Omit the pictures from the entries below and retype everything else exactly.

━━━ RECORD LIST

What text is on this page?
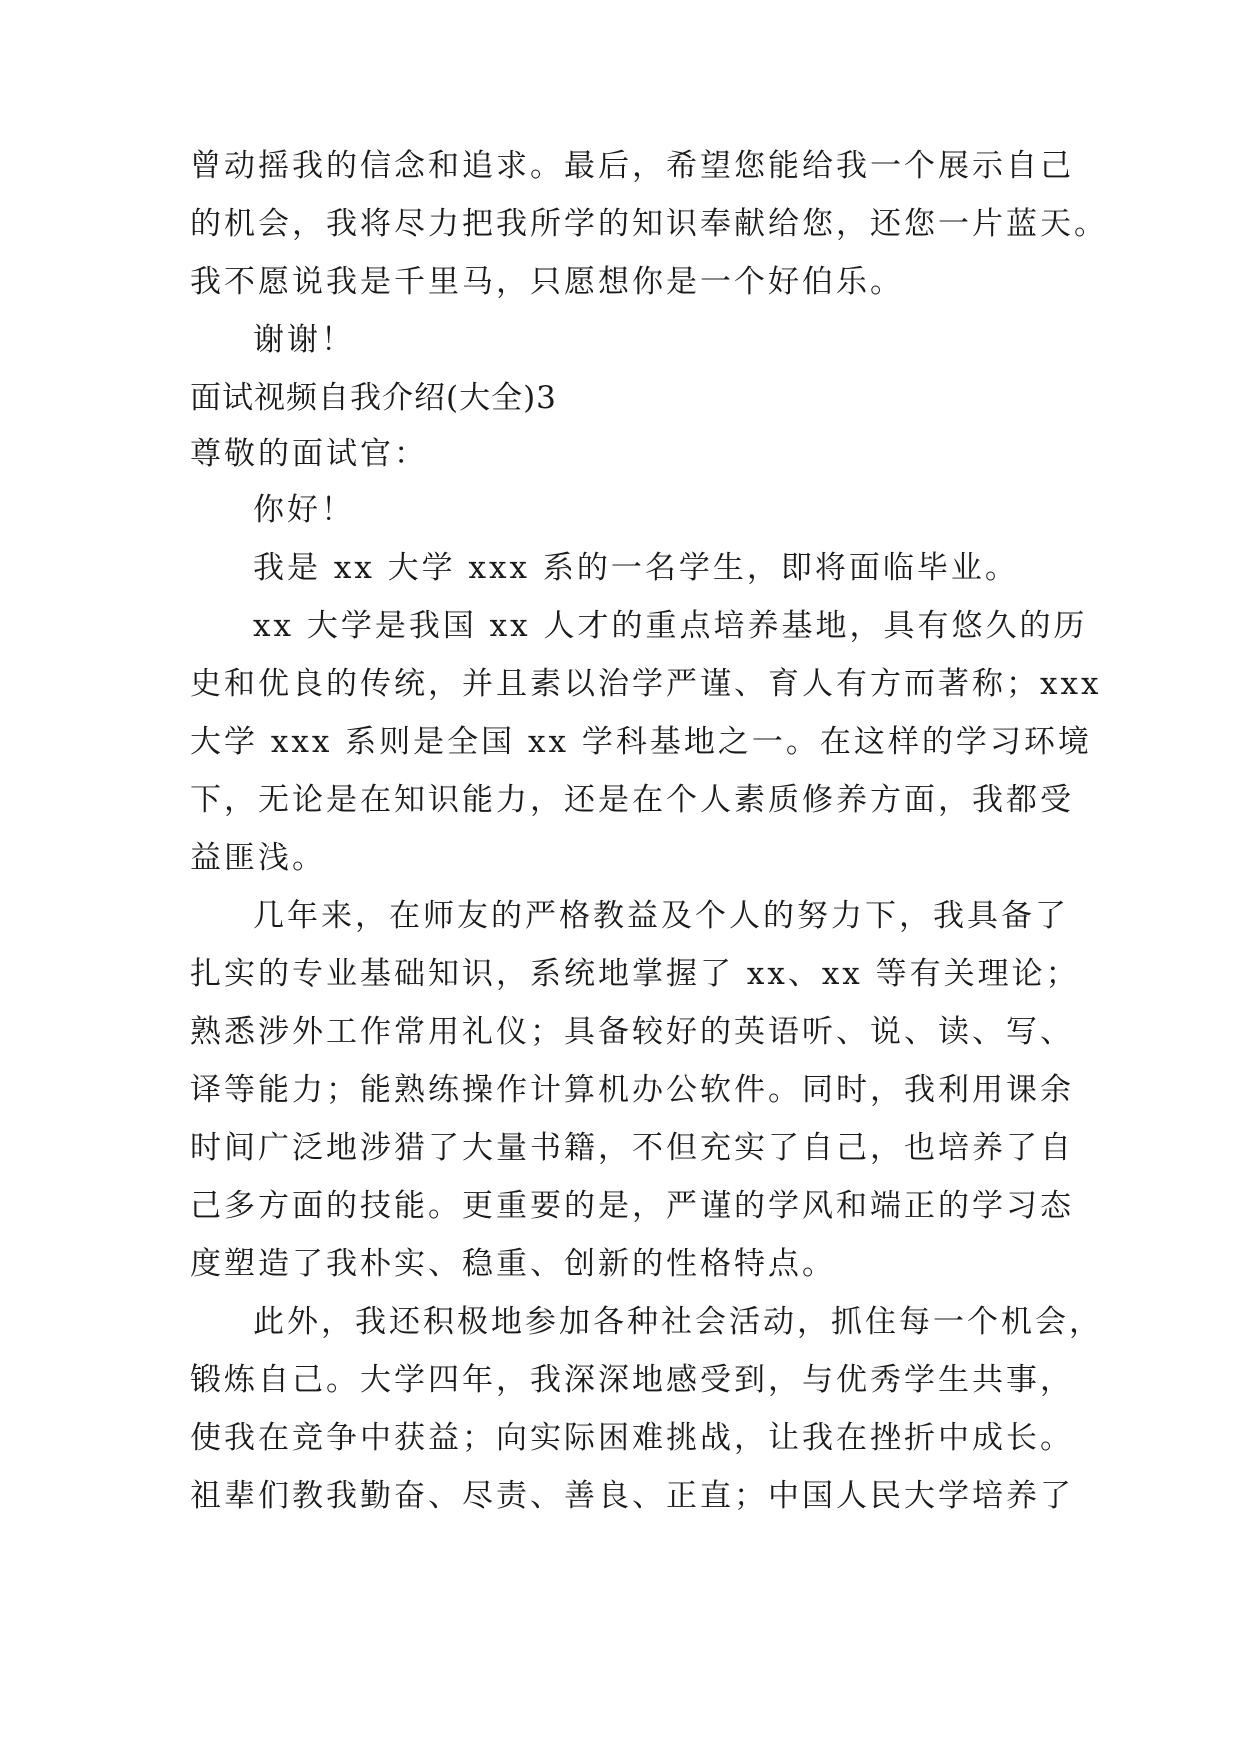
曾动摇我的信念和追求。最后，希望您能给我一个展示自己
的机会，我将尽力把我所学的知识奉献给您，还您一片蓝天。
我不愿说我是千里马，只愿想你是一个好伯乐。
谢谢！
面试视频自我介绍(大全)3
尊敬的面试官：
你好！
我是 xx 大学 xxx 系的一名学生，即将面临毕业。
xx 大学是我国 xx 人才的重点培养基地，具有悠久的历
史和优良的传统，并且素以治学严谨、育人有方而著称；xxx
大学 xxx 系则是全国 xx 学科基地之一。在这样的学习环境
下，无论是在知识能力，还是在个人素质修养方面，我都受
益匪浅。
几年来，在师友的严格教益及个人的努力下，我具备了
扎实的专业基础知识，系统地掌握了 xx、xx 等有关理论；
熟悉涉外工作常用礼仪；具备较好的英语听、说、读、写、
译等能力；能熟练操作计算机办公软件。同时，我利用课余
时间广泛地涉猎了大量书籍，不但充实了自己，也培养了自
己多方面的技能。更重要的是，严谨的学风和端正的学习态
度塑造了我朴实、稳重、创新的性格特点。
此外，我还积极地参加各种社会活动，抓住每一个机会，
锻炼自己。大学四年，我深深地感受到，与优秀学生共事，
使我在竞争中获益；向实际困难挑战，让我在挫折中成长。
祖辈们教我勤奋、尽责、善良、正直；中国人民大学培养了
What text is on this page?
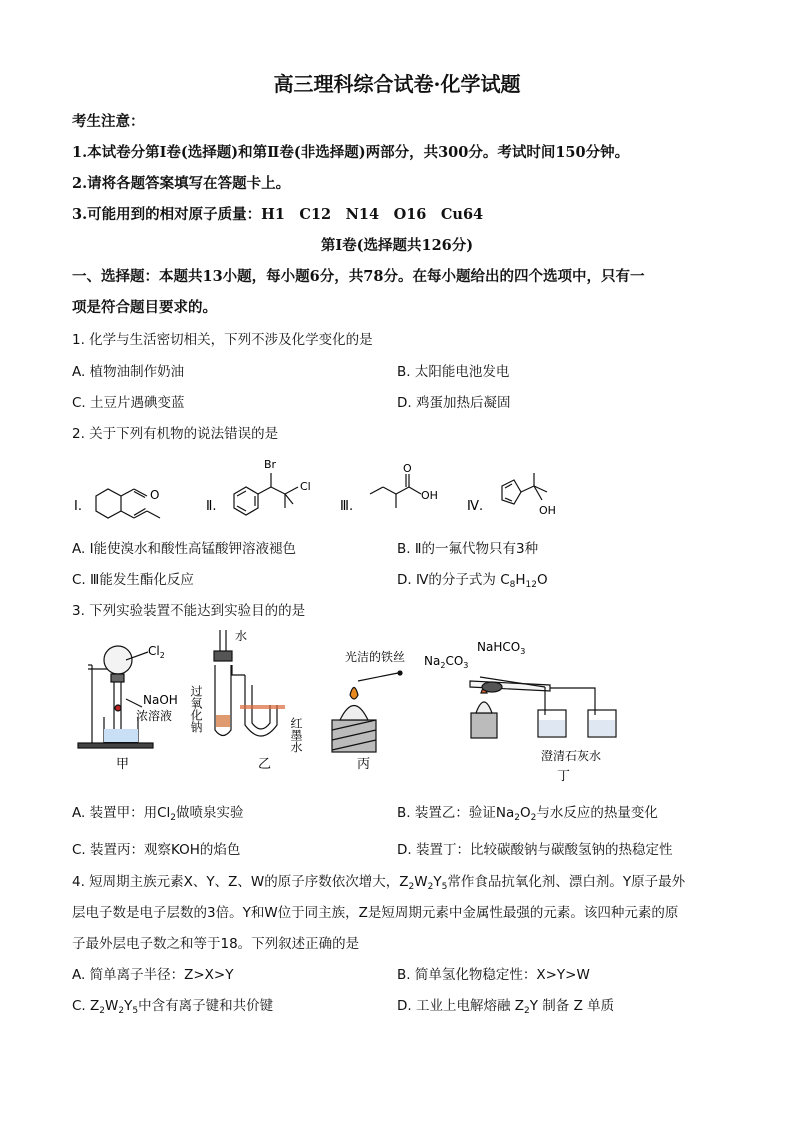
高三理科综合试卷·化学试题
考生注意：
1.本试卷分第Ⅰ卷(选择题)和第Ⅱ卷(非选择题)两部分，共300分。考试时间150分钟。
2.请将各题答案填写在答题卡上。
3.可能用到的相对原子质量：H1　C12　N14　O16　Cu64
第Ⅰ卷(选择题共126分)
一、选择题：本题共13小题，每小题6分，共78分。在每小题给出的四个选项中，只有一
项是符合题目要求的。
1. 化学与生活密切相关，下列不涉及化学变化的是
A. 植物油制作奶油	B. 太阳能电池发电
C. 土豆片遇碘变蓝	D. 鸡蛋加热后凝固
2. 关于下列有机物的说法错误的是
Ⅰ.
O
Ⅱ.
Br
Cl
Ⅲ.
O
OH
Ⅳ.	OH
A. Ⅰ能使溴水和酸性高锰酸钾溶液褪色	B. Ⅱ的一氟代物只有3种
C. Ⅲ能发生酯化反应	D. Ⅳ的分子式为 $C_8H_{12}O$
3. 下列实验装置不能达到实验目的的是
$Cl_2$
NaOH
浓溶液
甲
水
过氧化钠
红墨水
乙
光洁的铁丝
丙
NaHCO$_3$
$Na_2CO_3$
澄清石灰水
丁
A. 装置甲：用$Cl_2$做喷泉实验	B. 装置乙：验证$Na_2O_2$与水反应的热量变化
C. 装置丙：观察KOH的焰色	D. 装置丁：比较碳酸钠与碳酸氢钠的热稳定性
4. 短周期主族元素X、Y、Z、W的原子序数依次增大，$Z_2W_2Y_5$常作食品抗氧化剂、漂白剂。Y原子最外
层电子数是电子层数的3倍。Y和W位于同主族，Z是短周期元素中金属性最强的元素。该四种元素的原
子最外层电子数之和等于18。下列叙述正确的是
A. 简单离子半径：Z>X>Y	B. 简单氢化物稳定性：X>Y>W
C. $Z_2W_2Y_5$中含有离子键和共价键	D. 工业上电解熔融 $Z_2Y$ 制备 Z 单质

━━━━━━

RIGHT ANSWER →
What text is on this page?
曾动摇我的信念和追求。最后，希望您能给我一个展示自己
的机会，我将尽力把我所学的知识奉献给您，还您一片蓝天。
我不愿说我是千里马，只愿想你是一个好伯乐。
谢谢！
面试视频自我介绍(大全)3
尊敬的面试官：
你好！
我是 xx 大学 xxx 系的一名学生，即将面临毕业。
xx 大学是我国 xx 人才的重点培养基地，具有悠久的历
史和优良的传统，并且素以治学严谨、育人有方而著称；xxx
大学 xxx 系则是全国 xx 学科基地之一。在这样的学习环境
下，无论是在知识能力，还是在个人素质修养方面，我都受
益匪浅。
几年来，在师友的严格教益及个人的努力下，我具备了
扎实的专业基础知识，系统地掌握了 xx、xx 等有关理论；
熟悉涉外工作常用礼仪；具备较好的英语听、说、读、写、
译等能力；能熟练操作计算机办公软件。同时，我利用课余
时间广泛地涉猎了大量书籍，不但充实了自己，也培养了自
己多方面的技能。更重要的是，严谨的学风和端正的学习态
度塑造了我朴实、稳重、创新的性格特点。
此外，我还积极地参加各种社会活动，抓住每一个机会，
锻炼自己。大学四年，我深深地感受到，与优秀学生共事，
使我在竞争中获益；向实际困难挑战，让我在挫折中成长。
祖辈们教我勤奋、尽责、善良、正直；中国人民大学培养了
What text is on this page?
高三理科综合试卷·化学试题
考生注意：
1.本试卷分第Ⅰ卷(选择题)和第Ⅱ卷(非选择题)两部分，共300分。考试时间150分钟。
2.请将各题答案填写在答题卡上。
3.可能用到的相对原子质量：H1　C12　N14　O16　Cu64
第Ⅰ卷(选择题共126分)
一、选择题：本题共13小题，每小题6分，共78分。在每小题给出的四个选项中，只有一
项是符合题目要求的。
1. 化学与生活密切相关，下列不涉及化学变化的是
A. 植物油制作奶油	B. 太阳能电池发电
C. 土豆片遇碘变蓝	D. 鸡蛋加热后凝固
2. 关于下列有机物的说法错误的是
Ⅰ.
O
Ⅱ.
Br
Cl
Ⅲ.
O
OH
Ⅳ.	OH
A. Ⅰ能使溴水和酸性高锰酸钾溶液褪色	B. Ⅱ的一氟代物只有3种
C. Ⅲ能发生酯化反应	D. Ⅳ的分子式为 $C_8H_{12}O$
3. 下列实验装置不能达到实验目的的是
$Cl_2$
NaOH
浓溶液
甲
水
过氧化钠
红墨水
乙
光洁的铁丝
丙
NaHCO$_3$
$Na_2CO_3$
澄清石灰水
丁
A. 装置甲：用$Cl_2$做喷泉实验	B. 装置乙：验证$Na_2O_2$与水反应的热量变化
C. 装置丙：观察KOH的焰色	D. 装置丁：比较碳酸钠与碳酸氢钠的热稳定性
4. 短周期主族元素X、Y、Z、W的原子序数依次增大，$Z_2W_2Y_5$常作食品抗氧化剂、漂白剂。Y原子最外
层电子数是电子层数的3倍。Y和W位于同主族，Z是短周期元素中金属性最强的元素。该四种元素的原
子最外层电子数之和等于18。下列叙述正确的是
A. 简单离子半径：Z>X>Y	B. 简单氢化物稳定性：X>Y>W
C. $Z_2W_2Y_5$中含有离子键和共价键	D. 工业上电解熔融 $Z_2Y$ 制备 Z 单质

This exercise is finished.